CHALLENGE: Below are records to transcribe exactly, without their pictures.

RECORDS:
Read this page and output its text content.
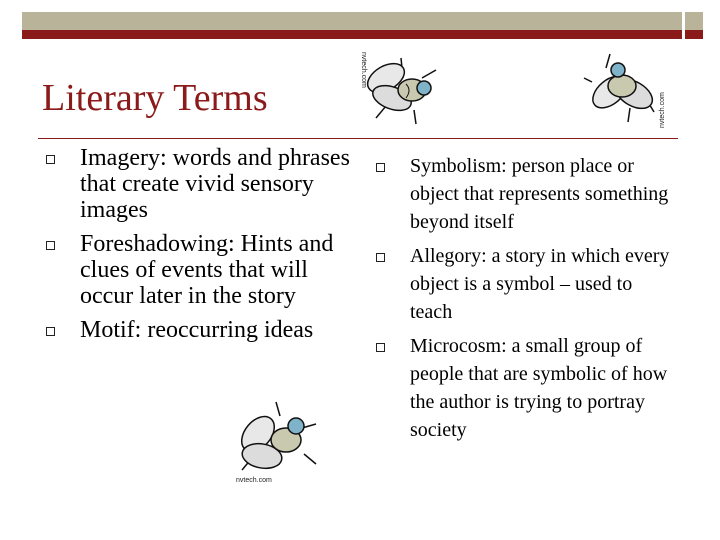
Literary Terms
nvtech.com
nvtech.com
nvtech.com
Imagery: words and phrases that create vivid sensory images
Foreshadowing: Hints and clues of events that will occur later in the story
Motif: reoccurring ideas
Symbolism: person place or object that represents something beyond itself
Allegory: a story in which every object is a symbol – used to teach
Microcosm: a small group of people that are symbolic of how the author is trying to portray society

ANSWER IN FULL:
Read this page and output its text content.
Literary Terms
nvtech.com
nvtech.com
nvtech.com
Imagery: words and phrases that create vivid sensory images
Foreshadowing: Hints and clues of events that will occur later in the story
Motif: reoccurring ideas
Symbolism: person place or object that represents something beyond itself
Allegory: a story in which every object is a symbol – used to teach
Microcosm: a small group of people that are symbolic of how the author is trying to portray society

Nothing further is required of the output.